Written exercise =
Write out the records beneath this line exactly as they appear, minus any images.

-- -- --

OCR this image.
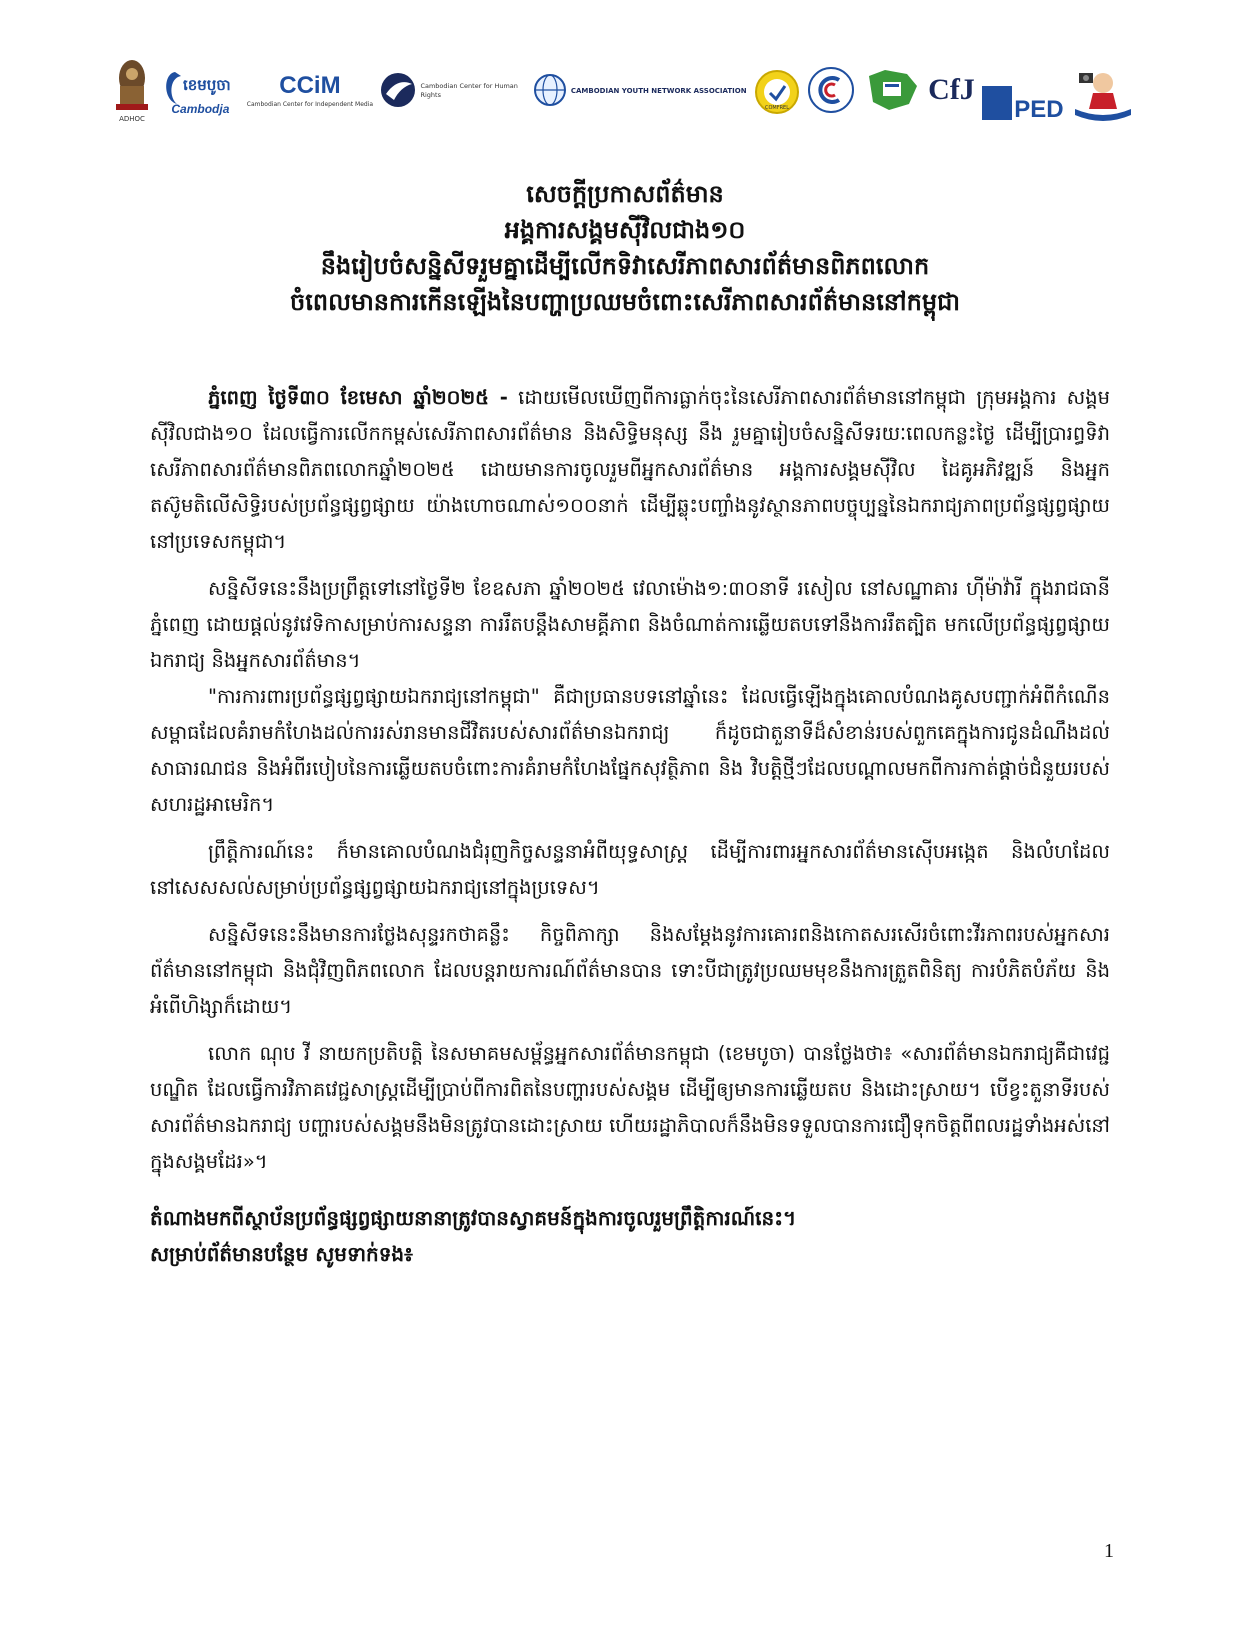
ADHOC
ខេមបូចា
Cambodja
CCiM
Cambodian Center for Independent Media
Cambodian Center for Human Rights	CAMBODIAN YOUTH NETWORK ASSOCIATION
COMFREL
CfJ
PED
សេចក្តីប្រកាសព័ត៌មាន
អង្គការសង្គមស៊ីវិលជាង១០
នឹងរៀបចំសន្និសីទរួមគ្នាដើម្បីលើកទិវាសេរីភាពសារព័ត៌មានពិភពលោក
ចំពេលមានការកើនឡើងនៃបញ្ហាប្រឈមចំពោះសេរីភាពសារព័ត៌មាននៅកម្ពុជា

ភ្នំពេញ ថ្ងៃទី៣០ ខែមេសា ឆ្នាំ២០២៥ - ដោយមើលឃើញពីការធ្លាក់ចុះនៃសេរីភាពសារព័ត៌មាននៅកម្ពុជា ក្រុមអង្គការ សង្គមស៊ីវិលជាង១០ ដែលធ្វើការលើកកម្ពស់សេរីភាពសារព័ត៌មាន និងសិទ្ធិមនុស្ស នឹង រួមគ្នារៀបចំសន្និសីទរយៈពេលកន្លះថ្ងៃ ដើម្បីប្រារព្ធទិវាសេរីភាពសារព័ត៌មានពិភពលោកឆ្នាំ២០២៥ ដោយមានការចូលរួមពីអ្នកសារព័ត៌មាន អង្គការសង្គមស៊ីវិល ដៃគូអភិវឌ្ឍន៍ និងអ្នកតស៊ូមតិលើសិទ្ធិរបស់ប្រព័ន្ធផ្សព្វផ្សាយ យ៉ាងហោចណាស់១០០នាក់ ដើម្បីឆ្លុះបញ្ចាំងនូវស្ថានភាពបច្ចុប្បន្ននៃឯករាជ្យភាពប្រព័ន្ធផ្សព្វផ្សាយនៅប្រទេសកម្ពុជា។

សន្និសីទនេះនឹងប្រព្រឹត្តទៅនៅថ្ងៃទី២ ខែឧសភា ឆ្នាំ២០២៥ វេលាម៉ោង១:៣០នាទី រសៀល នៅសណ្ឋាគារ ហ៊ីម៉ាវ៉ារី ក្នុងរាជធានីភ្នំពេញ ដោយផ្តល់នូវវេទិកាសម្រាប់ការសន្ទនា ការរឹតបន្តឹងសាមគ្គីភាព និងចំណាត់ការឆ្លើយតបទៅនឹងការរឹតត្បិត មកលើប្រព័ន្ធផ្សព្វផ្សាយឯករាជ្យ និងអ្នកសារព័ត៌មាន។

"ការការពារប្រព័ន្ធផ្សព្វផ្សាយឯករាជ្យនៅកម្ពុជា" គឺជាប្រធានបទនៅឆ្នាំនេះ ដែលធ្វើឡើងក្នុងគោលបំណងគូសបញ្ជាក់អំពីកំណើនសម្ពាធដែលគំរាមកំហែងដល់ការរស់រានមានជីវិតរបស់សារព័ត៌មានឯករាជ្យ ក៏ដូចជាតួនាទីដ៏សំខាន់របស់ពួកគេក្នុងការជូនដំណឹងដល់សាធារណជន និងអំពីរបៀបនៃការឆ្លើយតបចំពោះការគំរាមកំហែងផ្នែកសុវត្ថិភាព និង វិបត្តិថ្មីៗដែលបណ្តាលមកពីការកាត់ផ្តាច់ជំនួយរបស់សហរដ្ឋអាមេរិក។

ព្រឹត្តិការណ៍នេះ ក៏មានគោលបំណងជំរុញកិច្ចសន្ទនាអំពីយុទ្ធសាស្ត្រ ដើម្បីការពារអ្នកសារព័ត៌មានស៊ើបអង្កេត និងលំហដែលនៅសេសសល់សម្រាប់ប្រព័ន្ធផ្សព្វផ្សាយឯករាជ្យនៅក្នុងប្រទេស។

សន្និសីទនេះនឹងមានការថ្លែងសុន្ទរកថាគន្លឹះ កិច្ចពិភាក្សា និងសម្តែងនូវការគោរពនិងកោតសរសើរចំពោះវីរភាពរបស់អ្នកសារព័ត៌មាននៅកម្ពុជា និងជុំវិញពិភពលោក ដែលបន្តរាយការណ៍ព័ត៌មានបាន ទោះបីជាត្រូវប្រឈមមុខនឹងការត្រួតពិនិត្យ ការបំភិតបំភ័យ និងអំពើហិង្សាក៏ដោយ។

លោក ណុប វី នាយកប្រតិបត្តិ នៃសមាគមសម្ព័ន្ធអ្នកសារព័ត៌មានកម្ពុជា (ខេមបូចា) បានថ្លែងថា៖ «សារព័ត៌មានឯករាជ្យគឺជាវេជ្ជបណ្ឌិត ដែលធ្វើការវិភាគវេជ្ជសាស្ត្រដើម្បីប្រាប់ពីការពិតនៃបញ្ហារបស់សង្គម ដើម្បីឲ្យមានការឆ្លើយតប និងដោះស្រាយ។ បើខ្វះតួនាទីរបស់សារព័ត៌មានឯករាជ្យ បញ្ហារបស់សង្គមនឹងមិនត្រូវបានដោះស្រាយ ហើយរដ្ឋាភិបាលក៏នឹងមិនទទួលបានការជឿទុកចិត្តពីពលរដ្ឋទាំងអស់នៅក្នុងសង្គមដែរ»។

តំណាងមកពីស្ថាប័នប្រព័ន្ធផ្សព្វផ្សាយនានាត្រូវបានស្វាគមន៍ក្នុងការចូលរួមព្រឹត្តិការណ៍នេះ។
សម្រាប់ព័ត៌មានបន្ថែម សូមទាក់ទង៖
1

-- -- --

Task answer =
OCR this image.
ADHOC
ខេមបូចា
Cambodja
CCiM
Cambodian Center for Independent Media
Cambodian Center for Human Rights	CAMBODIAN YOUTH NETWORK ASSOCIATION
COMFREL
CfJ
PED
សេចក្តីប្រកាសព័ត៌មាន
អង្គការសង្គមស៊ីវិលជាង១០
នឹងរៀបចំសន្និសីទរួមគ្នាដើម្បីលើកទិវាសេរីភាពសារព័ត៌មានពិភពលោក
ចំពេលមានការកើនឡើងនៃបញ្ហាប្រឈមចំពោះសេរីភាពសារព័ត៌មាននៅកម្ពុជា

ភ្នំពេញ ថ្ងៃទី៣០ ខែមេសា ឆ្នាំ២០២៥ - ដោយមើលឃើញពីការធ្លាក់ចុះនៃសេរីភាពសារព័ត៌មាននៅកម្ពុជា ក្រុមអង្គការ សង្គមស៊ីវិលជាង១០ ដែលធ្វើការលើកកម្ពស់សេរីភាពសារព័ត៌មាន និងសិទ្ធិមនុស្ស នឹង រួមគ្នារៀបចំសន្និសីទរយៈពេលកន្លះថ្ងៃ ដើម្បីប្រារព្ធទិវាសេរីភាពសារព័ត៌មានពិភពលោកឆ្នាំ២០២៥ ដោយមានការចូលរួមពីអ្នកសារព័ត៌មាន អង្គការសង្គមស៊ីវិល ដៃគូអភិវឌ្ឍន៍ និងអ្នកតស៊ូមតិលើសិទ្ធិរបស់ប្រព័ន្ធផ្សព្វផ្សាយ យ៉ាងហោចណាស់១០០នាក់ ដើម្បីឆ្លុះបញ្ចាំងនូវស្ថានភាពបច្ចុប្បន្ននៃឯករាជ្យភាពប្រព័ន្ធផ្សព្វផ្សាយនៅប្រទេសកម្ពុជា។

សន្និសីទនេះនឹងប្រព្រឹត្តទៅនៅថ្ងៃទី២ ខែឧសភា ឆ្នាំ២០២៥ វេលាម៉ោង១:៣០នាទី រសៀល នៅសណ្ឋាគារ ហ៊ីម៉ាវ៉ារី ក្នុងរាជធានីភ្នំពេញ ដោយផ្តល់នូវវេទិកាសម្រាប់ការសន្ទនា ការរឹតបន្តឹងសាមគ្គីភាព និងចំណាត់ការឆ្លើយតបទៅនឹងការរឹតត្បិត មកលើប្រព័ន្ធផ្សព្វផ្សាយឯករាជ្យ និងអ្នកសារព័ត៌មាន។

"ការការពារប្រព័ន្ធផ្សព្វផ្សាយឯករាជ្យនៅកម្ពុជា" គឺជាប្រធានបទនៅឆ្នាំនេះ ដែលធ្វើឡើងក្នុងគោលបំណងគូសបញ្ជាក់អំពីកំណើនសម្ពាធដែលគំរាមកំហែងដល់ការរស់រានមានជីវិតរបស់សារព័ត៌មានឯករាជ្យ ក៏ដូចជាតួនាទីដ៏សំខាន់របស់ពួកគេក្នុងការជូនដំណឹងដល់សាធារណជន និងអំពីរបៀបនៃការឆ្លើយតបចំពោះការគំរាមកំហែងផ្នែកសុវត្ថិភាព និង វិបត្តិថ្មីៗដែលបណ្តាលមកពីការកាត់ផ្តាច់ជំនួយរបស់សហរដ្ឋអាមេរិក។

ព្រឹត្តិការណ៍នេះ ក៏មានគោលបំណងជំរុញកិច្ចសន្ទនាអំពីយុទ្ធសាស្ត្រ ដើម្បីការពារអ្នកសារព័ត៌មានស៊ើបអង្កេត និងលំហដែលនៅសេសសល់សម្រាប់ប្រព័ន្ធផ្សព្វផ្សាយឯករាជ្យនៅក្នុងប្រទេស។

សន្និសីទនេះនឹងមានការថ្លែងសុន្ទរកថាគន្លឹះ កិច្ចពិភាក្សា និងសម្តែងនូវការគោរពនិងកោតសរសើរចំពោះវីរភាពរបស់អ្នកសារព័ត៌មាននៅកម្ពុជា និងជុំវិញពិភពលោក ដែលបន្តរាយការណ៍ព័ត៌មានបាន ទោះបីជាត្រូវប្រឈមមុខនឹងការត្រួតពិនិត្យ ការបំភិតបំភ័យ និងអំពើហិង្សាក៏ដោយ។

លោក ណុប វី នាយកប្រតិបត្តិ នៃសមាគមសម្ព័ន្ធអ្នកសារព័ត៌មានកម្ពុជា (ខេមបូចា) បានថ្លែងថា៖ «សារព័ត៌មានឯករាជ្យគឺជាវេជ្ជបណ្ឌិត ដែលធ្វើការវិភាគវេជ្ជសាស្ត្រដើម្បីប្រាប់ពីការពិតនៃបញ្ហារបស់សង្គម ដើម្បីឲ្យមានការឆ្លើយតប និងដោះស្រាយ។ បើខ្វះតួនាទីរបស់សារព័ត៌មានឯករាជ្យ បញ្ហារបស់សង្គមនឹងមិនត្រូវបានដោះស្រាយ ហើយរដ្ឋាភិបាលក៏នឹងមិនទទួលបានការជឿទុកចិត្តពីពលរដ្ឋទាំងអស់នៅក្នុងសង្គមដែរ»។

តំណាងមកពីស្ថាប័នប្រព័ន្ធផ្សព្វផ្សាយនានាត្រូវបានស្វាគមន៍ក្នុងការចូលរួមព្រឹត្តិការណ៍នេះ។
សម្រាប់ព័ត៌មានបន្ថែម សូមទាក់ទង៖
1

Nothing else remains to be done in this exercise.